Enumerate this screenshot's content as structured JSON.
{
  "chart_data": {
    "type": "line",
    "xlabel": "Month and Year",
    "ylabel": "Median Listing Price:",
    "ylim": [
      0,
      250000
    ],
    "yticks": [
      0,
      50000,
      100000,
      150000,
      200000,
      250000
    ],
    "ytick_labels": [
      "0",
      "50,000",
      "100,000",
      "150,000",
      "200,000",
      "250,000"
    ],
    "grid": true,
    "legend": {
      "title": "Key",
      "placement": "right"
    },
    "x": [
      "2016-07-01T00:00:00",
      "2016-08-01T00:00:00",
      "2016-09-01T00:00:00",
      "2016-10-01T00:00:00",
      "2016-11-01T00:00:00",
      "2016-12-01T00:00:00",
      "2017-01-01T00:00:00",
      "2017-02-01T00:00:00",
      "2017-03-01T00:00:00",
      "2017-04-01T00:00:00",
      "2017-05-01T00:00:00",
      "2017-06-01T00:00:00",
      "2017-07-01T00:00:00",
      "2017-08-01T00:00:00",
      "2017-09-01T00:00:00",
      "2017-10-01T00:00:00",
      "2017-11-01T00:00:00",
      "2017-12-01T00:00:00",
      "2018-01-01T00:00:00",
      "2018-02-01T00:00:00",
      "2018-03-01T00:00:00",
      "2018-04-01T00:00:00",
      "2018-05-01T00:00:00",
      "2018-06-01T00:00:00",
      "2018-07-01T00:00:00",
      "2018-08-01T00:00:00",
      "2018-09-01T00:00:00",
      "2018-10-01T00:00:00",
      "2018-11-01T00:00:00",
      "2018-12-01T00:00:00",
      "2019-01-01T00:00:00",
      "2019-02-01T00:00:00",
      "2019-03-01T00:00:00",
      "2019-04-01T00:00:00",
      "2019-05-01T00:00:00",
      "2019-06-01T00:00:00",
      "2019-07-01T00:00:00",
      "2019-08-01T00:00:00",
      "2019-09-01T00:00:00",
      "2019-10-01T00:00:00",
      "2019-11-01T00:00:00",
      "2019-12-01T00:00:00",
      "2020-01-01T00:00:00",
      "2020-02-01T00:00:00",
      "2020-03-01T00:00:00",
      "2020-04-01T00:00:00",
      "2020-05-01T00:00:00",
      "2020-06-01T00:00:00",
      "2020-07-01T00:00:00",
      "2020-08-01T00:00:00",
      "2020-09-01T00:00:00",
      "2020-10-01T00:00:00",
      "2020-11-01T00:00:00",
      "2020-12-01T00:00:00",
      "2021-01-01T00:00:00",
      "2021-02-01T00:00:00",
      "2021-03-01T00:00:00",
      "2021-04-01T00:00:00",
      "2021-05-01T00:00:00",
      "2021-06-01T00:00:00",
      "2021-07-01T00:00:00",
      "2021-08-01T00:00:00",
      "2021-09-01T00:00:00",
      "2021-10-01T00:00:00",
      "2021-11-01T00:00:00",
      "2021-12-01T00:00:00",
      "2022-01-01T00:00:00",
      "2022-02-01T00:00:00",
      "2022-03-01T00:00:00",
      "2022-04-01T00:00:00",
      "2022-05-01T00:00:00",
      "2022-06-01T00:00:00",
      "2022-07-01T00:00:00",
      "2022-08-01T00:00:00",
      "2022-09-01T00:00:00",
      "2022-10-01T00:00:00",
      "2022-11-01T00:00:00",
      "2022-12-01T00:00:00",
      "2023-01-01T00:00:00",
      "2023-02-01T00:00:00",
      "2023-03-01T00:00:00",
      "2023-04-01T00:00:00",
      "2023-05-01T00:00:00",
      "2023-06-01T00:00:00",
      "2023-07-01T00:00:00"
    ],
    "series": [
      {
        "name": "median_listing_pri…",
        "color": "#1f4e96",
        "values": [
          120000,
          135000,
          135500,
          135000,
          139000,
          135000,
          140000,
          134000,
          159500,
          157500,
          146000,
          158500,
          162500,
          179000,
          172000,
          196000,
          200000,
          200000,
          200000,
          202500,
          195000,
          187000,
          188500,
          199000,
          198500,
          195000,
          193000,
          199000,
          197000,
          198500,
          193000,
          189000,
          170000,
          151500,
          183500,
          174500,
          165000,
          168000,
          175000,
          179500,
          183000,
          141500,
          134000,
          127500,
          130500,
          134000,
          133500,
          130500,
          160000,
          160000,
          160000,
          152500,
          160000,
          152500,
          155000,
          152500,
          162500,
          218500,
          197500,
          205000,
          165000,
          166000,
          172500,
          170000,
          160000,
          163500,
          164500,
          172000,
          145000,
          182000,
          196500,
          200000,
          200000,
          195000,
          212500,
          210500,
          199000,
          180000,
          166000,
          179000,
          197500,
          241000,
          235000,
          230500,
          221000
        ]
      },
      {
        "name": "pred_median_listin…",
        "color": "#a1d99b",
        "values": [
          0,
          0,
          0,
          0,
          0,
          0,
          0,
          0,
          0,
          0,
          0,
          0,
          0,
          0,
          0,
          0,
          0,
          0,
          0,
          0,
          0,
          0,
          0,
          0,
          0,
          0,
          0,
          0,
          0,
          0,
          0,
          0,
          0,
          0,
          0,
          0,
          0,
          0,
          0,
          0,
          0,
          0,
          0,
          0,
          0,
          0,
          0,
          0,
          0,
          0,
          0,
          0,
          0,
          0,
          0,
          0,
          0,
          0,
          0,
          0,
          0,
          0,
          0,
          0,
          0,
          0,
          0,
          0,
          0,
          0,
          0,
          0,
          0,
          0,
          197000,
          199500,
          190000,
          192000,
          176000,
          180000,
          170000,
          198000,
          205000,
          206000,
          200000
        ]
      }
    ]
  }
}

____________

SHORT TASK
Look through the entries above and list every line containing "name".

THE SOLUTION
        "name": "median_listing_pri…",
        "name": "pred_median_listin…",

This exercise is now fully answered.